Below is a listing; write it out exactly and drop any images from it.

┌─ SOURCE RECORDS

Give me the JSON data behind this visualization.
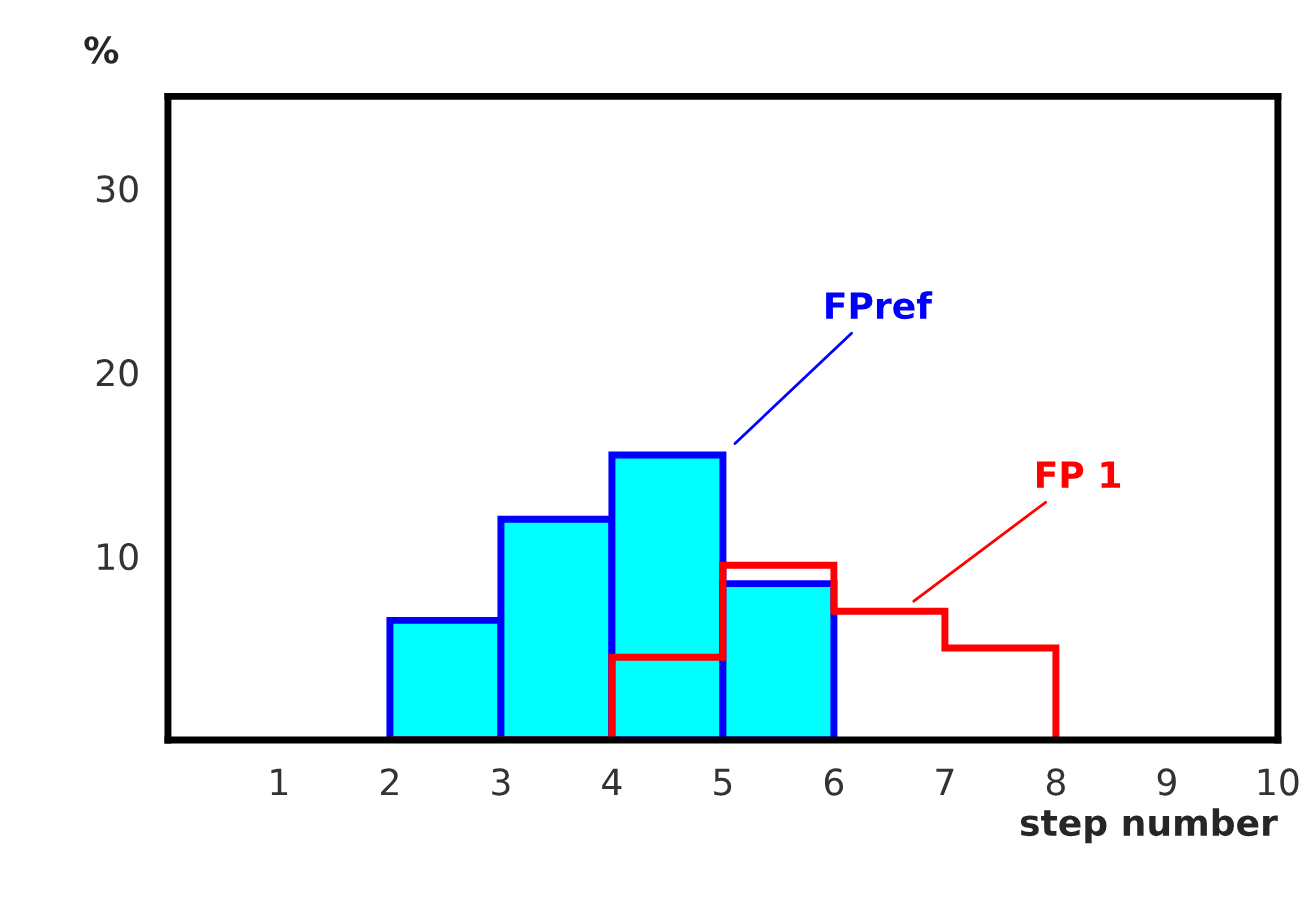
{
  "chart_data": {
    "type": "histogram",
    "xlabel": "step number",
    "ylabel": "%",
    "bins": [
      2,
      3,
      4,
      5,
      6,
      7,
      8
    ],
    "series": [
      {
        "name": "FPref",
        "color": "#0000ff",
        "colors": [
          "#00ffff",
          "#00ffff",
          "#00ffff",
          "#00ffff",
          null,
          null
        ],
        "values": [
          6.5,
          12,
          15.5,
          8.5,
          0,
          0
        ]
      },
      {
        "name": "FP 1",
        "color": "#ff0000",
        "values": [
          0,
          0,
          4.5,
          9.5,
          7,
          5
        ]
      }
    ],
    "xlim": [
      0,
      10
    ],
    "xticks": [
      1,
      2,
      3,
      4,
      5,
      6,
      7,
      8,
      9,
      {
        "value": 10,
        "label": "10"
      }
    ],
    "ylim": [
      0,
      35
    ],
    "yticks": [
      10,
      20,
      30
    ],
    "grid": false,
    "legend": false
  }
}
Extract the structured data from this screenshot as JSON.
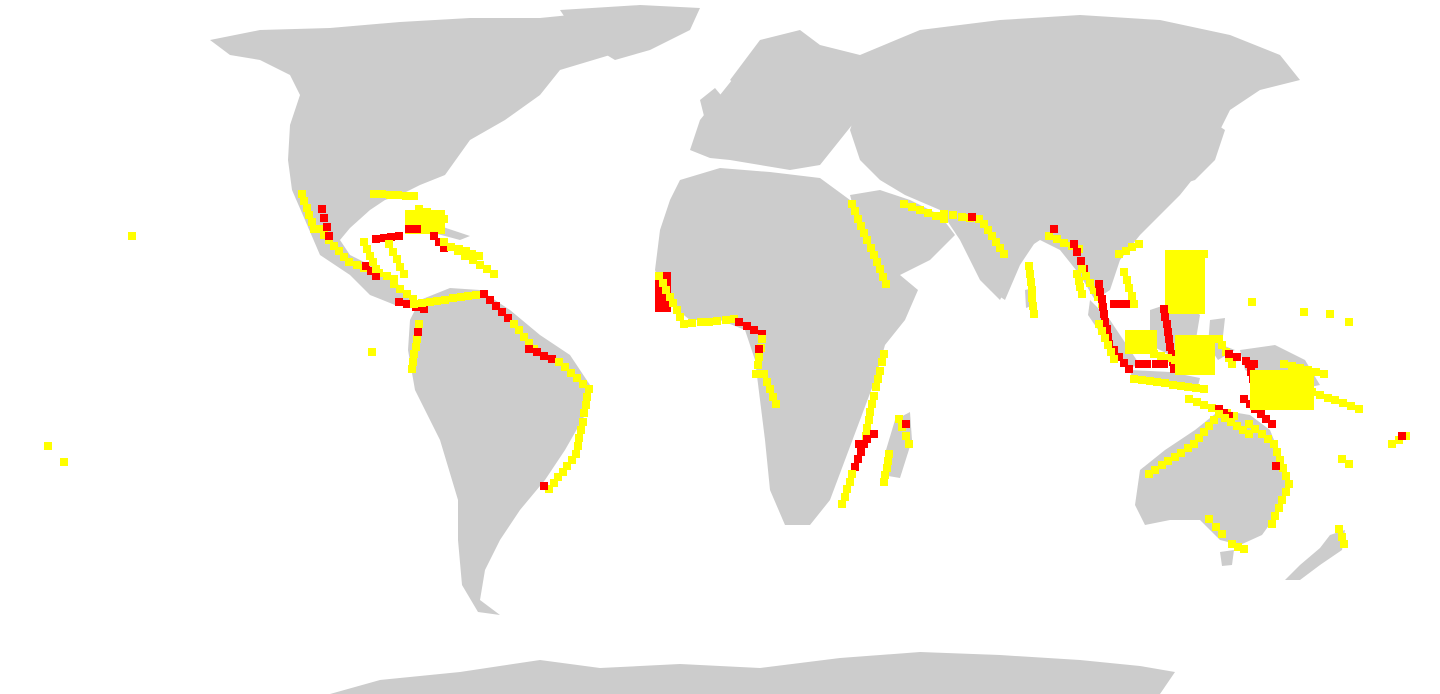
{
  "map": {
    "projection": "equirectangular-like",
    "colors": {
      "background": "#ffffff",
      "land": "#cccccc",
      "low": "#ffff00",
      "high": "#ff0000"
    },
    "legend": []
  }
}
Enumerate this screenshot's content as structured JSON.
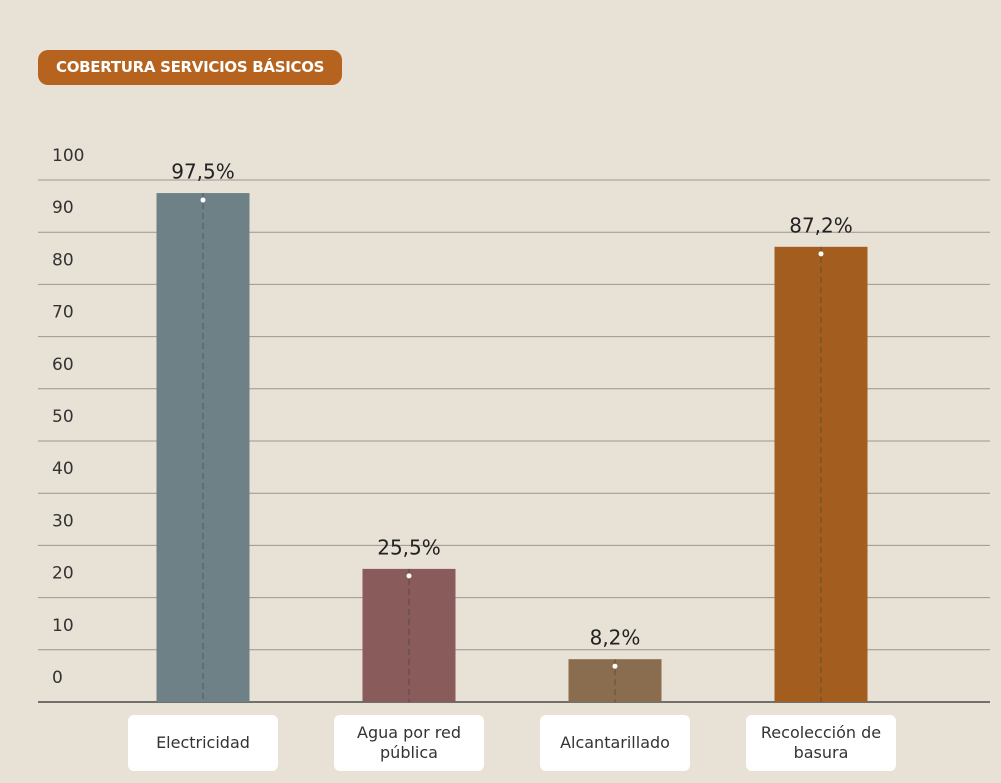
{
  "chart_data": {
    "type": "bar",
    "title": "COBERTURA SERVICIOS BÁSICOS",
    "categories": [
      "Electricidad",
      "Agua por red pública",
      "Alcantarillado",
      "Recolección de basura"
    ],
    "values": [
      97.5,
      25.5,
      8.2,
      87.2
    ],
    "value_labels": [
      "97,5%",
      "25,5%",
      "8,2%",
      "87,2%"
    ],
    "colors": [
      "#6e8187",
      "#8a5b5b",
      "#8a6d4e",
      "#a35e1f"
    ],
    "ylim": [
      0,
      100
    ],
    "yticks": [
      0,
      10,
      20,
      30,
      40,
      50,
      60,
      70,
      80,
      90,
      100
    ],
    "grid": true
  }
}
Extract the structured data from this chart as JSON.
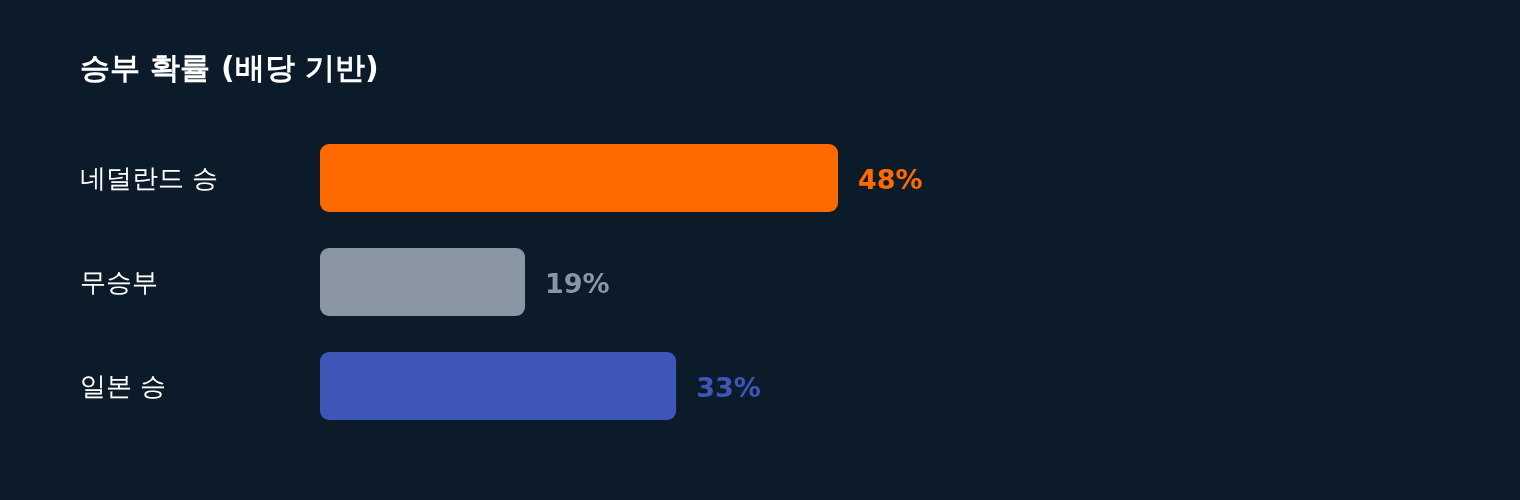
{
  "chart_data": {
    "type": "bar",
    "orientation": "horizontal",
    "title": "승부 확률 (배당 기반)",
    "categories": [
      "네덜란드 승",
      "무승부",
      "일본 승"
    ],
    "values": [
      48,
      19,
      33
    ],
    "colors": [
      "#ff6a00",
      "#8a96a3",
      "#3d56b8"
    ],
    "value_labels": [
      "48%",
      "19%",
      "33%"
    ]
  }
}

└─

• **SOLUTION**:
Give me the JSON data behind this visualization.
{
  "chart_data": {
    "type": "histogram",
    "xlabel": "step number",
    "ylabel": "%",
    "bins": [
      2,
      3,
      4,
      5,
      6,
      7,
      8
    ],
    "series": [
      {
        "name": "FPref",
        "color": "#0000ff",
        "colors": [
          "#00ffff",
          "#00ffff",
          "#00ffff",
          "#00ffff",
          null,
          null
        ],
        "values": [
          6.5,
          12,
          15.5,
          8.5,
          0,
          0
        ]
      },
      {
        "name": "FP 1",
        "color": "#ff0000",
        "values": [
          0,
          0,
          4.5,
          9.5,
          7,
          5
        ]
      }
    ],
    "xlim": [
      0,
      10
    ],
    "xticks": [
      1,
      2,
      3,
      4,
      5,
      6,
      7,
      8,
      9,
      {
        "value": 10,
        "label": "10"
      }
    ],
    "ylim": [
      0,
      35
    ],
    "yticks": [
      10,
      20,
      30
    ],
    "grid": false,
    "legend": false
  }
}
Extract the structured data from this screenshot as JSON.
{
  "map": {
    "projection": "equirectangular-like",
    "colors": {
      "background": "#ffffff",
      "land": "#cccccc",
      "low": "#ffff00",
      "high": "#ff0000"
    },
    "legend": []
  }
}
Enumerate this screenshot's content as structured JSON.
{
  "chart_data": {
    "type": "bar",
    "title": "COBERTURA SERVICIOS BÁSICOS",
    "categories": [
      "Electricidad",
      "Agua por red pública",
      "Alcantarillado",
      "Recolección de basura"
    ],
    "values": [
      97.5,
      25.5,
      8.2,
      87.2
    ],
    "value_labels": [
      "97,5%",
      "25,5%",
      "8,2%",
      "87,2%"
    ],
    "colors": [
      "#6e8187",
      "#8a5b5b",
      "#8a6d4e",
      "#a35e1f"
    ],
    "ylim": [
      0,
      100
    ],
    "yticks": [
      0,
      10,
      20,
      30,
      40,
      50,
      60,
      70,
      80,
      90,
      100
    ],
    "grid": true
  }
}
Extract the structured data from this chart as JSON.
{
  "chart_data": {
    "type": "bar",
    "orientation": "horizontal",
    "title": "승부 확률 (배당 기반)",
    "categories": [
      "네덜란드 승",
      "무승부",
      "일본 승"
    ],
    "values": [
      48,
      19,
      33
    ],
    "colors": [
      "#ff6a00",
      "#8a96a3",
      "#3d56b8"
    ],
    "value_labels": [
      "48%",
      "19%",
      "33%"
    ]
  }
}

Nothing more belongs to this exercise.